**What is being asked**
Pull out every line in the data that has the string "mode" in it.

**Data provided**

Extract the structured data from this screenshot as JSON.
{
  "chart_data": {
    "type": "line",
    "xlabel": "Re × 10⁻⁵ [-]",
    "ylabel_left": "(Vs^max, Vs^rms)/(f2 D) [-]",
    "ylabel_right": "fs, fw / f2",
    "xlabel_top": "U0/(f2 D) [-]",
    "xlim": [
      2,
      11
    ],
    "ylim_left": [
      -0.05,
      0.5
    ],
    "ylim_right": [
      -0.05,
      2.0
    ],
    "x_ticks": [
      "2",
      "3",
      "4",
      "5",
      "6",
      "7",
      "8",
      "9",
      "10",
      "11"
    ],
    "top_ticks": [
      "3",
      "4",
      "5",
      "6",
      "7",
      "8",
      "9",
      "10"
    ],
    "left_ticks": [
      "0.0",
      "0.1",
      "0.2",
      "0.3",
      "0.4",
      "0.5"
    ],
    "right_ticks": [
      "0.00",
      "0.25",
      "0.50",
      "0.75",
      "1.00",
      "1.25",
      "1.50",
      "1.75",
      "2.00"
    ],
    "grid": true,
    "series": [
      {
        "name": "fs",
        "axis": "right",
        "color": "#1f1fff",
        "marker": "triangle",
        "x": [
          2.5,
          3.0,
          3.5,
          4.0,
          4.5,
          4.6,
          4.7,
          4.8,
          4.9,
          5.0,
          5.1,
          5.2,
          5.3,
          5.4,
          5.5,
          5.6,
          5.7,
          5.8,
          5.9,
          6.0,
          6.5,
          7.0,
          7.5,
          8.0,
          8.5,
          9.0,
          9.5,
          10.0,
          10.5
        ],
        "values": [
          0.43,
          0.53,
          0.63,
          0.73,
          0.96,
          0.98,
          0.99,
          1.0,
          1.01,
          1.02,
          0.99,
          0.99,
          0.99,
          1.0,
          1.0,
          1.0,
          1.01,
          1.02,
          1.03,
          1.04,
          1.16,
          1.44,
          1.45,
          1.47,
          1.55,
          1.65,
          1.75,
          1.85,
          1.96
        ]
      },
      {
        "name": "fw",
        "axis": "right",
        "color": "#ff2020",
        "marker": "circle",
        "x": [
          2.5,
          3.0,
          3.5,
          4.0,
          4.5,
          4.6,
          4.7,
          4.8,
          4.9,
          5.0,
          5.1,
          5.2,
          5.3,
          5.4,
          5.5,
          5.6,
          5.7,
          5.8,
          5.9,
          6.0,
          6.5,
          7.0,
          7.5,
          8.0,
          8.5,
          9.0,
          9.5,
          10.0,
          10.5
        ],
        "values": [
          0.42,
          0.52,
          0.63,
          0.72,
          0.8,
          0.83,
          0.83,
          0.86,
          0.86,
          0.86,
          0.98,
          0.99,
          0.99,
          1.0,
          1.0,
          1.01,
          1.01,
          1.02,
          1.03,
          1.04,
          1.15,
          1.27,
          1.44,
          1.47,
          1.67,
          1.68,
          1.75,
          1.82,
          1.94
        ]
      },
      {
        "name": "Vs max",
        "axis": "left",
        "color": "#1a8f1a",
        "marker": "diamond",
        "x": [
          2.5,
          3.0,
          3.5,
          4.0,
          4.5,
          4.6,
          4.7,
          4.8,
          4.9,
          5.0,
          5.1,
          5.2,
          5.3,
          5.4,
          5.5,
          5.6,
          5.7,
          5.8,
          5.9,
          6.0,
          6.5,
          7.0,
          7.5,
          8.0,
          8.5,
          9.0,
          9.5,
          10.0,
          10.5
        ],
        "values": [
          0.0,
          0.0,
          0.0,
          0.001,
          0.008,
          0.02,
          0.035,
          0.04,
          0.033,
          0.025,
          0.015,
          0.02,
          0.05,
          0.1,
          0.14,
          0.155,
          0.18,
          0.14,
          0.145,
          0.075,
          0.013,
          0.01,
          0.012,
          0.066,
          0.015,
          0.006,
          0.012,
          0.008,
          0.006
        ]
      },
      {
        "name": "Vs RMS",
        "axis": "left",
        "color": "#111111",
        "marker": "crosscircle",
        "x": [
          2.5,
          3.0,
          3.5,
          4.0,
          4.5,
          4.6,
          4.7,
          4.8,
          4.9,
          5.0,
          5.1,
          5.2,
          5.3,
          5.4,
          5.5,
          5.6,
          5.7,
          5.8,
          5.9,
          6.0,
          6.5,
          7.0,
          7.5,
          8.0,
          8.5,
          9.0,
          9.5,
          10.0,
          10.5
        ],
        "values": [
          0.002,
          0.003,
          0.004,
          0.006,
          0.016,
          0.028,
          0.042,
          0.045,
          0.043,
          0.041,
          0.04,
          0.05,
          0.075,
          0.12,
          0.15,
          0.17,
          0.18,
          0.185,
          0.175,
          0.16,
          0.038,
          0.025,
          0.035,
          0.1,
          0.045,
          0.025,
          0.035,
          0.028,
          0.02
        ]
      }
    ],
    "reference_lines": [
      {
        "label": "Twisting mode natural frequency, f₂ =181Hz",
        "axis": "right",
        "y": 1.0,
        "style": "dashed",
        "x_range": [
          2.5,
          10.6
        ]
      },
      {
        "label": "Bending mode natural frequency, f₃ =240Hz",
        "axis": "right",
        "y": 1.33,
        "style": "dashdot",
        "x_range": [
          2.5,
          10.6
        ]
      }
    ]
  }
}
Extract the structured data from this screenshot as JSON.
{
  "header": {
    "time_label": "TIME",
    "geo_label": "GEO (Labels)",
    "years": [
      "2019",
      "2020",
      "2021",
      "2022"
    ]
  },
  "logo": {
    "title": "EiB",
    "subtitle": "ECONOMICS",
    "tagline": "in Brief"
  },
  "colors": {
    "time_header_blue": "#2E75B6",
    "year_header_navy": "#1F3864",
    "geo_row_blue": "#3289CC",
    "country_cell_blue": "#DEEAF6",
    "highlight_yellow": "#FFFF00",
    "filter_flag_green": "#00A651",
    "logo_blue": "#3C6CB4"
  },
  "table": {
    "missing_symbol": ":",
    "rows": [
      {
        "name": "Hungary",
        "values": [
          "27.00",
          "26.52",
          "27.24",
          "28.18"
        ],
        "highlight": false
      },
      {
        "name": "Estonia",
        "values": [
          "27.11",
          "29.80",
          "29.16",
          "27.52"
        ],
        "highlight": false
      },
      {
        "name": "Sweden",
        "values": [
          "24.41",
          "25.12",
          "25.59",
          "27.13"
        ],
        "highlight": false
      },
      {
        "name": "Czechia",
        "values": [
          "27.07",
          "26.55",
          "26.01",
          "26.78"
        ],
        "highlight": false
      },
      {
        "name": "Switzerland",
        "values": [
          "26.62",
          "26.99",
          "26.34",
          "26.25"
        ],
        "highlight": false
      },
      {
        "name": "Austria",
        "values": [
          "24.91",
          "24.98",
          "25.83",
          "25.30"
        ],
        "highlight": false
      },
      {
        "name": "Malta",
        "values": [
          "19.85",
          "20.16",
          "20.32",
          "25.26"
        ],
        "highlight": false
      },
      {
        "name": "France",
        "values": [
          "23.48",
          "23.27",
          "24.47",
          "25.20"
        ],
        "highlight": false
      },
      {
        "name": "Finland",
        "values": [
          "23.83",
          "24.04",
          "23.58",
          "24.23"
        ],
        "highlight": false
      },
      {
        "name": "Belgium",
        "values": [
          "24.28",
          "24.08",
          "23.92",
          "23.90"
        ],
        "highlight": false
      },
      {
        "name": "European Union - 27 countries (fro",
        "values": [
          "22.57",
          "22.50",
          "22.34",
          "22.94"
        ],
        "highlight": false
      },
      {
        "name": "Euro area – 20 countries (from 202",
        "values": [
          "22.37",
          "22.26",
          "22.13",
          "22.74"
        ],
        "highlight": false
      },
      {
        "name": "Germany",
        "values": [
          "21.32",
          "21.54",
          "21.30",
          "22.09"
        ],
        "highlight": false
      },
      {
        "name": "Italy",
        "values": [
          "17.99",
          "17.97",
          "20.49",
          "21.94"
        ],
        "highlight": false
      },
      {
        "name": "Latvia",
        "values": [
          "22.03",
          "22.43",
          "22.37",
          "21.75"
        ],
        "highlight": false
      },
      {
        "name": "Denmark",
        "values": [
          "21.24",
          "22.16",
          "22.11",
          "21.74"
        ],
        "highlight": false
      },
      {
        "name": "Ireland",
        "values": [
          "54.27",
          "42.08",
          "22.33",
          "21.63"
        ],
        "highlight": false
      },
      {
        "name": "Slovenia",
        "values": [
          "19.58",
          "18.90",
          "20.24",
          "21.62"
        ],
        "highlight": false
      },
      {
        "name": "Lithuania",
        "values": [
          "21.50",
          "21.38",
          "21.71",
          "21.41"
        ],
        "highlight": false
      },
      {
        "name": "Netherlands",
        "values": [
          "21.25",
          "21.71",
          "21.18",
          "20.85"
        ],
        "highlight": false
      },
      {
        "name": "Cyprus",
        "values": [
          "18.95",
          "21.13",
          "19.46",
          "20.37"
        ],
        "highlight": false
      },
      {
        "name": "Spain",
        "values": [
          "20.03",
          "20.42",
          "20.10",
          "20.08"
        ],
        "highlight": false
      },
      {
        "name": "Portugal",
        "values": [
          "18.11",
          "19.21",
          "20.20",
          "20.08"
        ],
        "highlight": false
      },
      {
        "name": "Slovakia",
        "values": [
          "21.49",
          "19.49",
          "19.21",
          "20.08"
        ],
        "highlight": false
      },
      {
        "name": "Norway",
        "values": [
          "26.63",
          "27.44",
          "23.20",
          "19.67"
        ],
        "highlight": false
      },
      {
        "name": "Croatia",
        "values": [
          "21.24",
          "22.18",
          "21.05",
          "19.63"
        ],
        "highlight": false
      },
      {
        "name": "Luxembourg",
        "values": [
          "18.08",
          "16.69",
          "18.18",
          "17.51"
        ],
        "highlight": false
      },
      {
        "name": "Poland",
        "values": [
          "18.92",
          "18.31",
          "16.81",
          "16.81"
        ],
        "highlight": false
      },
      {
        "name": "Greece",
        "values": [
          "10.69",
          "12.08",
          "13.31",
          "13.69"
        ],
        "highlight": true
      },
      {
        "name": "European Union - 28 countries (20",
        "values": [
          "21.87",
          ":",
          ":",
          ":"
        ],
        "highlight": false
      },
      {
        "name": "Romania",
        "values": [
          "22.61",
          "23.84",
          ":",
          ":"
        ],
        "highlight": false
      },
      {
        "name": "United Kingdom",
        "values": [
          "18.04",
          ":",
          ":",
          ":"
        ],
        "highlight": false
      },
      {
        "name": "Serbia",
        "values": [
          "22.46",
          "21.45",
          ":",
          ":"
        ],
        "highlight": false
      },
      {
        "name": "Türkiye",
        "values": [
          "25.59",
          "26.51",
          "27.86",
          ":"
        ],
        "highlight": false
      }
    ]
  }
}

**Completed exercise**
        "label": "Twisting mode natural frequency, f₂ =181Hz",
        "label": "Bending mode natural frequency, f₃ =240Hz",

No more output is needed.